→ **WORK REQUIRED**
Look through the listing below and report how many lines contain "xlabel", as a bare number.

[A run of records]
● ● ●
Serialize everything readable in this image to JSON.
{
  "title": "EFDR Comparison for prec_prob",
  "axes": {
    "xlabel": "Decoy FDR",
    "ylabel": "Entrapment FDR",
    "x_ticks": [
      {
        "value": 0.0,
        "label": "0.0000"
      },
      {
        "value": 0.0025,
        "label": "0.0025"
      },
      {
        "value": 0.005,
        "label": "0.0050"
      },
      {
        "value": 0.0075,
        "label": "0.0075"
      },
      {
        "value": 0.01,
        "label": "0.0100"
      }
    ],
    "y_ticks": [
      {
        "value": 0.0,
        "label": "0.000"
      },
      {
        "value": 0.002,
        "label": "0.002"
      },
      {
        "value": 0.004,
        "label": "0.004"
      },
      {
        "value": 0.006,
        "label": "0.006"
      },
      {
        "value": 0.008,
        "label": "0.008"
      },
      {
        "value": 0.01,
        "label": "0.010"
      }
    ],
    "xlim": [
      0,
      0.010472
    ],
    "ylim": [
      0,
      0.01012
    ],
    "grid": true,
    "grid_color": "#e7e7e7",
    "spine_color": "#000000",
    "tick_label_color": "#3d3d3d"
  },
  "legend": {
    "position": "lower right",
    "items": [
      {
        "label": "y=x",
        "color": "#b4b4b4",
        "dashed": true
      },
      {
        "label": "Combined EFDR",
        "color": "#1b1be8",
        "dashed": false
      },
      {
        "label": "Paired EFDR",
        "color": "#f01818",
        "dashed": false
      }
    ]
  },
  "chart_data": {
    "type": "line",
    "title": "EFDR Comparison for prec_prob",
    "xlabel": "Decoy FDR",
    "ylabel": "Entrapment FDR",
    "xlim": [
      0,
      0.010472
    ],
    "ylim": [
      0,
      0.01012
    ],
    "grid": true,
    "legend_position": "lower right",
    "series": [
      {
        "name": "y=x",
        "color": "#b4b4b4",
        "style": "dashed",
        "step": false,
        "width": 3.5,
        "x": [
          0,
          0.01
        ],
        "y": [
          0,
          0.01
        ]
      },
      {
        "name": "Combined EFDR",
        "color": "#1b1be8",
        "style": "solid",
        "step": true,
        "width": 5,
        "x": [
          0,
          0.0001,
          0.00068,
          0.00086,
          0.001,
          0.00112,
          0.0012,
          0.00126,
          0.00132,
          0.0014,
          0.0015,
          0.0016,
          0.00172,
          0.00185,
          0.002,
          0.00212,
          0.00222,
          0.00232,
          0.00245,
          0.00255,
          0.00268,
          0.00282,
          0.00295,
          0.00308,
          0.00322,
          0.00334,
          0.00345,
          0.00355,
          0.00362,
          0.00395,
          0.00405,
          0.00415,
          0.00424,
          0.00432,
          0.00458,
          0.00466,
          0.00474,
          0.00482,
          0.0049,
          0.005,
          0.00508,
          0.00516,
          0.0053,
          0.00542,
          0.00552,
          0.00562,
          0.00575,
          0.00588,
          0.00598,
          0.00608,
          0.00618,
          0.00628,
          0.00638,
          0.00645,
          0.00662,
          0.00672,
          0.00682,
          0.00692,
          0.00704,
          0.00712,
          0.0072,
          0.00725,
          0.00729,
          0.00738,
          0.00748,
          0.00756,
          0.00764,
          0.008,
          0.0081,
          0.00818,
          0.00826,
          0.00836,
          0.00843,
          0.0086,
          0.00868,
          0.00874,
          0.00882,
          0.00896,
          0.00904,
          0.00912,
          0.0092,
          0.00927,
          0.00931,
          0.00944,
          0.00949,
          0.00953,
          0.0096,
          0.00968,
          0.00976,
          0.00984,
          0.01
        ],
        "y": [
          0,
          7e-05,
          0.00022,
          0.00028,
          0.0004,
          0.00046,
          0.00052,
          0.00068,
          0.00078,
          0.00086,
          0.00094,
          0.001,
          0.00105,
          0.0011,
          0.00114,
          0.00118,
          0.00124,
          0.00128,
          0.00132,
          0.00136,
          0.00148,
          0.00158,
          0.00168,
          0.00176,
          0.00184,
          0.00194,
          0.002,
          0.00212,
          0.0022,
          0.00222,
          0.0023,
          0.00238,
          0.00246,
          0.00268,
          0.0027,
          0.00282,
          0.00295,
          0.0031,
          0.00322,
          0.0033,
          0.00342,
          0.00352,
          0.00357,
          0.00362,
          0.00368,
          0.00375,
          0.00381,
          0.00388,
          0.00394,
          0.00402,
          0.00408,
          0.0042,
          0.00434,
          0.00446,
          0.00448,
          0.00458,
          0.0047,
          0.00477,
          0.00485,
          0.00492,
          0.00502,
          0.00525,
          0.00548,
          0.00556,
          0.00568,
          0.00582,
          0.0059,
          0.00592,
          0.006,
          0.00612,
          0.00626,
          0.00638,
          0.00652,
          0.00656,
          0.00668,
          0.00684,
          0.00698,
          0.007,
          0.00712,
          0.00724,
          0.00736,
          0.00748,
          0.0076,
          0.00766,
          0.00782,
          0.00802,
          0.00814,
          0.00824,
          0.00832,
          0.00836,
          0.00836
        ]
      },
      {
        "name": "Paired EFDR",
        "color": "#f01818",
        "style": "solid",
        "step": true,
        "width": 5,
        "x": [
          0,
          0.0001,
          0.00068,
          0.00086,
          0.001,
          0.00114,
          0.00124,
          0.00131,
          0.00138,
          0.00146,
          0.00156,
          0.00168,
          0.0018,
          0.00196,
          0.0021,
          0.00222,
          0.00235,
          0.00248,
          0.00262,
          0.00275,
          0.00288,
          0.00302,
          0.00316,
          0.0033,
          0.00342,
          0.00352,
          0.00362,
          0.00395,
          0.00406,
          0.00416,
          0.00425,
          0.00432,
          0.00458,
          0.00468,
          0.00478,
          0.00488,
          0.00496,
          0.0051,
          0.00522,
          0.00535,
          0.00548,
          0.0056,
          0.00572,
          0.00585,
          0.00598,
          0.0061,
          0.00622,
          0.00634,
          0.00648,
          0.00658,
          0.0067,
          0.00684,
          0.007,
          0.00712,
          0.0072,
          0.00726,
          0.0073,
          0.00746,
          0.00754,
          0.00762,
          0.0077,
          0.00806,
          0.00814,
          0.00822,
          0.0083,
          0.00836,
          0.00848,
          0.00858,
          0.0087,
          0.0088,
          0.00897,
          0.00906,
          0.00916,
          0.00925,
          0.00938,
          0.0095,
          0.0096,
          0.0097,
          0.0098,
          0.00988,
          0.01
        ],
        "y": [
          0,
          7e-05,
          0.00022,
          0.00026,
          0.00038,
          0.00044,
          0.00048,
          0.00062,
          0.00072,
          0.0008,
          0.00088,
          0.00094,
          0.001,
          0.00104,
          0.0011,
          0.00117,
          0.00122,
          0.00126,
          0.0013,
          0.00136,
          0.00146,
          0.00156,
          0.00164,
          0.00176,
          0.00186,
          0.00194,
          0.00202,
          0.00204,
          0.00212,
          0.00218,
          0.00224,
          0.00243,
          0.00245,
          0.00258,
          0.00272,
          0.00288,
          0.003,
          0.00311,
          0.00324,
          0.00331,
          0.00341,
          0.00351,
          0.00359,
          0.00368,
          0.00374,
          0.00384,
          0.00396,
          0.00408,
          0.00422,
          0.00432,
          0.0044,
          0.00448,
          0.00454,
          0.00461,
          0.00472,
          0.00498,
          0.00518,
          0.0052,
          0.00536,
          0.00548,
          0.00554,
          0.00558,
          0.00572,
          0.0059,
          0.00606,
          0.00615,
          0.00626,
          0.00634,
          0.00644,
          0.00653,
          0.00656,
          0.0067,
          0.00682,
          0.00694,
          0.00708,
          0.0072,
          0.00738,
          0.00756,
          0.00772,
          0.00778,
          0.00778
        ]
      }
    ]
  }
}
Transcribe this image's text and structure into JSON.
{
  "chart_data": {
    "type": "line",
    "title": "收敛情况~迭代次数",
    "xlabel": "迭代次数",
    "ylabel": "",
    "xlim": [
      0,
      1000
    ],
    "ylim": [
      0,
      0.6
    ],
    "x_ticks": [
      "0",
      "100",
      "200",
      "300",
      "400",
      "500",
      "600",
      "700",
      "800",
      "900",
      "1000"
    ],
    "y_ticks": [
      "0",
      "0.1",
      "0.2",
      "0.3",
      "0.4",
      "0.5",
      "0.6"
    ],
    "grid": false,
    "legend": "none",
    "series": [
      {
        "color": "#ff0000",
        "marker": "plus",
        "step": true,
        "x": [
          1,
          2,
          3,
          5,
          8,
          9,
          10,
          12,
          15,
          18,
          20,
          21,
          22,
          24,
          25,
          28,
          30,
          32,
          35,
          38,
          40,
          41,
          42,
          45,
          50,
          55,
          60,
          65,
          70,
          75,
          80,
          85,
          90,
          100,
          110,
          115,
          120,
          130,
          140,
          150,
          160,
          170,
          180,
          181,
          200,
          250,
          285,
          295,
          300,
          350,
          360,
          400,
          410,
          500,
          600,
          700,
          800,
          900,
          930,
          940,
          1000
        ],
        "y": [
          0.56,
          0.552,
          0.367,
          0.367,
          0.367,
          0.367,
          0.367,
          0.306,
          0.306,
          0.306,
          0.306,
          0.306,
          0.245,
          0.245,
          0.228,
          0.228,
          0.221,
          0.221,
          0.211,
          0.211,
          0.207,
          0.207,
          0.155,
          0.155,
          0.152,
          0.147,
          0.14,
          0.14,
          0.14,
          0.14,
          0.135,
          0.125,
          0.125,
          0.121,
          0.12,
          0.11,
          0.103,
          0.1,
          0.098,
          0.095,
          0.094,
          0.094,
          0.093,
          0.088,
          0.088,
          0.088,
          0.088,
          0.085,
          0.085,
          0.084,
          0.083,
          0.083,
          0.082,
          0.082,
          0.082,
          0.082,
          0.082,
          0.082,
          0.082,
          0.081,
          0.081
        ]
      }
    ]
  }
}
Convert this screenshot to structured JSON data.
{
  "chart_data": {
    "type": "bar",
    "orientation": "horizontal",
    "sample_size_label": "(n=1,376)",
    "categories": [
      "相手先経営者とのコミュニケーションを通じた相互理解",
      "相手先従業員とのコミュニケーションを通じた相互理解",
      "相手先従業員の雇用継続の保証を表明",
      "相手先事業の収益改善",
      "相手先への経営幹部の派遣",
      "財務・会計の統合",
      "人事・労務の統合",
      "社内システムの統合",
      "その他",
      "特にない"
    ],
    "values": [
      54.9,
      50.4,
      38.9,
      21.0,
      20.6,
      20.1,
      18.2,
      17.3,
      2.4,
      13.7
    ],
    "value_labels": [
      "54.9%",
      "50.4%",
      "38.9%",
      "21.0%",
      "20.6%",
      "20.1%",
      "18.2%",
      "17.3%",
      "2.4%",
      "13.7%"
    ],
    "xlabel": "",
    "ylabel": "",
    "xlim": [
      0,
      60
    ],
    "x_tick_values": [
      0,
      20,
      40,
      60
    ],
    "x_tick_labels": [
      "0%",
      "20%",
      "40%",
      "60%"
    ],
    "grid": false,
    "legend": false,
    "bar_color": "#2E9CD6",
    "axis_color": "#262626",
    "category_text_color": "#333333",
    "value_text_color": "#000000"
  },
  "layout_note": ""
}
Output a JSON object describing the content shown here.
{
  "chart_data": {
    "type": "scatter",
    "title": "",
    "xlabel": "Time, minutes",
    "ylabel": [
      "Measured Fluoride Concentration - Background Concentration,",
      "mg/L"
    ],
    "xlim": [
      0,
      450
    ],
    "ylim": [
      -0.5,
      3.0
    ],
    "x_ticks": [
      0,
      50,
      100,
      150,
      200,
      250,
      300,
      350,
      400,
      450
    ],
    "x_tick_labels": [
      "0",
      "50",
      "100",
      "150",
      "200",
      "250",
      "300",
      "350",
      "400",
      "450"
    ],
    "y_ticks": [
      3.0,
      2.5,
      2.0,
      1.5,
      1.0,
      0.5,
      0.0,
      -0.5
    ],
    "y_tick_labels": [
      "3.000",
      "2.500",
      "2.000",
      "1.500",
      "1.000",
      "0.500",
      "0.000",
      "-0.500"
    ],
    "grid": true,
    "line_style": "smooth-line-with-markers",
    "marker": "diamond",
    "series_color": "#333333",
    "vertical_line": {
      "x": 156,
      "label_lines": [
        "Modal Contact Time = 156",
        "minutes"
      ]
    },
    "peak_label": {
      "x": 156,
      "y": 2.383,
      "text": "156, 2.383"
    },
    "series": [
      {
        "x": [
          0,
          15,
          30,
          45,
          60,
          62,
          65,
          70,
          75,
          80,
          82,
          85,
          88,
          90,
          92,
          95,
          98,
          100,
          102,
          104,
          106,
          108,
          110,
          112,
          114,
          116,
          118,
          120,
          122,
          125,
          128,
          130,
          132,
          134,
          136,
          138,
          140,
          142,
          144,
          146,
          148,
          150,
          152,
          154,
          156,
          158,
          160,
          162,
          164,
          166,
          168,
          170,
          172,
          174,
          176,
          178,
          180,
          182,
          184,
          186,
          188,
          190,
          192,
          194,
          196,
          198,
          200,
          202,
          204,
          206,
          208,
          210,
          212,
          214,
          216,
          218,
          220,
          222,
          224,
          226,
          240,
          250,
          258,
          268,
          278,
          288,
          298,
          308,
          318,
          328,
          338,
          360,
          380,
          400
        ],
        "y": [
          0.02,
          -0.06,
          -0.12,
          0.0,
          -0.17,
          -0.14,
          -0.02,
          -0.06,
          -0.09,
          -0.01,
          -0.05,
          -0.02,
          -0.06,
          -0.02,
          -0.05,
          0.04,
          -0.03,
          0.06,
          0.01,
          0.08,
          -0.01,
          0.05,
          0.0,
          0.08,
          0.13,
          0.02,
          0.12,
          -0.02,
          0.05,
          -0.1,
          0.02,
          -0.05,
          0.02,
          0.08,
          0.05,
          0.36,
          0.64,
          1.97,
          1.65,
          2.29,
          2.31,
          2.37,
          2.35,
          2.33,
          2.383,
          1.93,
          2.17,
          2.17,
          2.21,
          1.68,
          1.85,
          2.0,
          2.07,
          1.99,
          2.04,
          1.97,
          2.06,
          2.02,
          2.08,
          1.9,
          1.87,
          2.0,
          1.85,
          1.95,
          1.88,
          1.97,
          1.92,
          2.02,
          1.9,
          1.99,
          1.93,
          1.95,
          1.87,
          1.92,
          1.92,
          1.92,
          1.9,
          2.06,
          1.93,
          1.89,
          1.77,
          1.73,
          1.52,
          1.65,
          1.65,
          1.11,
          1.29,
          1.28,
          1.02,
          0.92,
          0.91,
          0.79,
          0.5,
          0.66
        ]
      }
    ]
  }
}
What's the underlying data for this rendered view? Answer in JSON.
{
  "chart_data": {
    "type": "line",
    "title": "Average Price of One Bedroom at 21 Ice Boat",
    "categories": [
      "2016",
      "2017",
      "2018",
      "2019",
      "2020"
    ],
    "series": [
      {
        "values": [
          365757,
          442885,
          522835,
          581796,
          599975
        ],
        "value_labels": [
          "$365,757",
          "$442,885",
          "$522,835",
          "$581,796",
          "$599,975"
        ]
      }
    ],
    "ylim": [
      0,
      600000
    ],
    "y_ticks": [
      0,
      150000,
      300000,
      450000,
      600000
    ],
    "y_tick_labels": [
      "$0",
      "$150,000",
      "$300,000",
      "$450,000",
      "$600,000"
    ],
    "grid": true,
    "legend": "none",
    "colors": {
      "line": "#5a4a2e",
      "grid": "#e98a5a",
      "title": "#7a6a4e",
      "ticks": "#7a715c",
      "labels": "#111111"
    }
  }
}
● ● ●
→ **SOLUTION TO THIS TASK**
5